Entries taken from a collection
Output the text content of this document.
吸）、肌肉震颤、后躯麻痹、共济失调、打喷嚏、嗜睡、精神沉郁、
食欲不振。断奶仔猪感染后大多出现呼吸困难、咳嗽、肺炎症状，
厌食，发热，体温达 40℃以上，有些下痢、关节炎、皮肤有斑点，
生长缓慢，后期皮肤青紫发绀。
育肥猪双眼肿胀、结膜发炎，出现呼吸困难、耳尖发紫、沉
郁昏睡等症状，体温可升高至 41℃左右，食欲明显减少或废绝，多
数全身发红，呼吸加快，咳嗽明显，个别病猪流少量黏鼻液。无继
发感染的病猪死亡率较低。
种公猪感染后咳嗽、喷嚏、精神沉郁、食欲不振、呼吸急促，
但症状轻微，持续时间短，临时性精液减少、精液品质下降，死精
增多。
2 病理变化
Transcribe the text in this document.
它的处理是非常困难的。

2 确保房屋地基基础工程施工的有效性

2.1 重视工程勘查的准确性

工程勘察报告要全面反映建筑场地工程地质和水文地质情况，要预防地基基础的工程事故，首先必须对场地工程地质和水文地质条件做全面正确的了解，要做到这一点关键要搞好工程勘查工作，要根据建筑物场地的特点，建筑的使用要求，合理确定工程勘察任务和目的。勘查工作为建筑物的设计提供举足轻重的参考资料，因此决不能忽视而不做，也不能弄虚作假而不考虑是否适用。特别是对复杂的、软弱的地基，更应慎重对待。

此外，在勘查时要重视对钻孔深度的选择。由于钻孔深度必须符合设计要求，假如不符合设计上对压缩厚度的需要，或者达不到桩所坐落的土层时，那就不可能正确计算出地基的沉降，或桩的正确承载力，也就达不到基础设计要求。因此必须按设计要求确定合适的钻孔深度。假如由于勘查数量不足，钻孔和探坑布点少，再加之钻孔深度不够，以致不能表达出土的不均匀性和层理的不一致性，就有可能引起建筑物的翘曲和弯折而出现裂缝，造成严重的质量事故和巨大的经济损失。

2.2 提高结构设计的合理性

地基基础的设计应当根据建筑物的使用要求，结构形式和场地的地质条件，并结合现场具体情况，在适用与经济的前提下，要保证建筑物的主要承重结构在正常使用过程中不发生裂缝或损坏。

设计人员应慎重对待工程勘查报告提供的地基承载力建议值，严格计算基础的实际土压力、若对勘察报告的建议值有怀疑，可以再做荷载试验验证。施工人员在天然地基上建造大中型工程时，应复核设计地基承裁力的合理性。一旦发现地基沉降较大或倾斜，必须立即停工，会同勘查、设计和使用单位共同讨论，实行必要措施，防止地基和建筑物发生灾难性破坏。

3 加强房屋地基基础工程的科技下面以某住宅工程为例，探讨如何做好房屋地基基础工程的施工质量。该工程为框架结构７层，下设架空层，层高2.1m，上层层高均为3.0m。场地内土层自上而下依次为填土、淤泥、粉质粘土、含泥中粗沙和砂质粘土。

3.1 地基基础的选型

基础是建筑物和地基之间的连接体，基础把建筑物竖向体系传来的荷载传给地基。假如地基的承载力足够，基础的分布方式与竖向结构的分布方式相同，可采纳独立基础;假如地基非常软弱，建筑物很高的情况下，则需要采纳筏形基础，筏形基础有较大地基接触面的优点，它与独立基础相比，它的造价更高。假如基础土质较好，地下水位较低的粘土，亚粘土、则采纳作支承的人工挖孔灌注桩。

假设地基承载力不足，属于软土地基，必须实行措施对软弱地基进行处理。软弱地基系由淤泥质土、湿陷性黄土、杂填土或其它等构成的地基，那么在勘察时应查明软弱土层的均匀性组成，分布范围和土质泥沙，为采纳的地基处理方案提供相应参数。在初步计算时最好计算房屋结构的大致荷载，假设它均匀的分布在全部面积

** Required task **
Each line of the listing should be copied exactly.

** Task answer **
Output the text content of this document.
吸）、肌肉震颤、后躯麻痹、共济失调、打喷嚏、嗜睡、精神沉郁、
食欲不振。断奶仔猪感染后大多出现呼吸困难、咳嗽、肺炎症状，
厌食，发热，体温达 40℃以上，有些下痢、关节炎、皮肤有斑点，
生长缓慢，后期皮肤青紫发绀。
育肥猪双眼肿胀、结膜发炎，出现呼吸困难、耳尖发紫、沉
郁昏睡等症状，体温可升高至 41℃左右，食欲明显减少或废绝，多
数全身发红，呼吸加快，咳嗽明显，个别病猪流少量黏鼻液。无继
发感染的病猪死亡率较低。
种公猪感染后咳嗽、喷嚏、精神沉郁、食欲不振、呼吸急促，
但症状轻微，持续时间短，临时性精液减少、精液品质下降，死精
增多。
2 病理变化
Transcribe the text in this document.
它的处理是非常困难的。

2 确保房屋地基基础工程施工的有效性

2.1 重视工程勘查的准确性

工程勘察报告要全面反映建筑场地工程地质和水文地质情况，要预防地基基础的工程事故，首先必须对场地工程地质和水文地质条件做全面正确的了解，要做到这一点关键要搞好工程勘查工作，要根据建筑物场地的特点，建筑的使用要求，合理确定工程勘察任务和目的。勘查工作为建筑物的设计提供举足轻重的参考资料，因此决不能忽视而不做，也不能弄虚作假而不考虑是否适用。特别是对复杂的、软弱的地基，更应慎重对待。

此外，在勘查时要重视对钻孔深度的选择。由于钻孔深度必须符合设计要求，假如不符合设计上对压缩厚度的需要，或者达不到桩所坐落的土层时，那就不可能正确计算出地基的沉降，或桩的正确承载力，也就达不到基础设计要求。因此必须按设计要求确定合适的钻孔深度。假如由于勘查数量不足，钻孔和探坑布点少，再加之钻孔深度不够，以致不能表达出土的不均匀性和层理的不一致性，就有可能引起建筑物的翘曲和弯折而出现裂缝，造成严重的质量事故和巨大的经济损失。

2.2 提高结构设计的合理性

地基基础的设计应当根据建筑物的使用要求，结构形式和场地的地质条件，并结合现场具体情况，在适用与经济的前提下，要保证建筑物的主要承重结构在正常使用过程中不发生裂缝或损坏。

设计人员应慎重对待工程勘查报告提供的地基承载力建议值，严格计算基础的实际土压力、若对勘察报告的建议值有怀疑，可以再做荷载试验验证。施工人员在天然地基上建造大中型工程时，应复核设计地基承裁力的合理性。一旦发现地基沉降较大或倾斜，必须立即停工，会同勘查、设计和使用单位共同讨论，实行必要措施，防止地基和建筑物发生灾难性破坏。

3 加强房屋地基基础工程的科技下面以某住宅工程为例，探讨如何做好房屋地基基础工程的施工质量。该工程为框架结构７层，下设架空层，层高2.1m，上层层高均为3.0m。场地内土层自上而下依次为填土、淤泥、粉质粘土、含泥中粗沙和砂质粘土。

3.1 地基基础的选型

基础是建筑物和地基之间的连接体，基础把建筑物竖向体系传来的荷载传给地基。假如地基的承载力足够，基础的分布方式与竖向结构的分布方式相同，可采纳独立基础;假如地基非常软弱，建筑物很高的情况下，则需要采纳筏形基础，筏形基础有较大地基接触面的优点，它与独立基础相比，它的造价更高。假如基础土质较好，地下水位较低的粘土，亚粘土、则采纳作支承的人工挖孔灌注桩。

假设地基承载力不足，属于软土地基，必须实行措施对软弱地基进行处理。软弱地基系由淤泥质土、湿陷性黄土、杂填土或其它等构成的地基，那么在勘察时应查明软弱土层的均匀性组成，分布范围和土质泥沙，为采纳的地基处理方案提供相应参数。在初步计算时最好计算房屋结构的大致荷载，假设它均匀的分布在全部面积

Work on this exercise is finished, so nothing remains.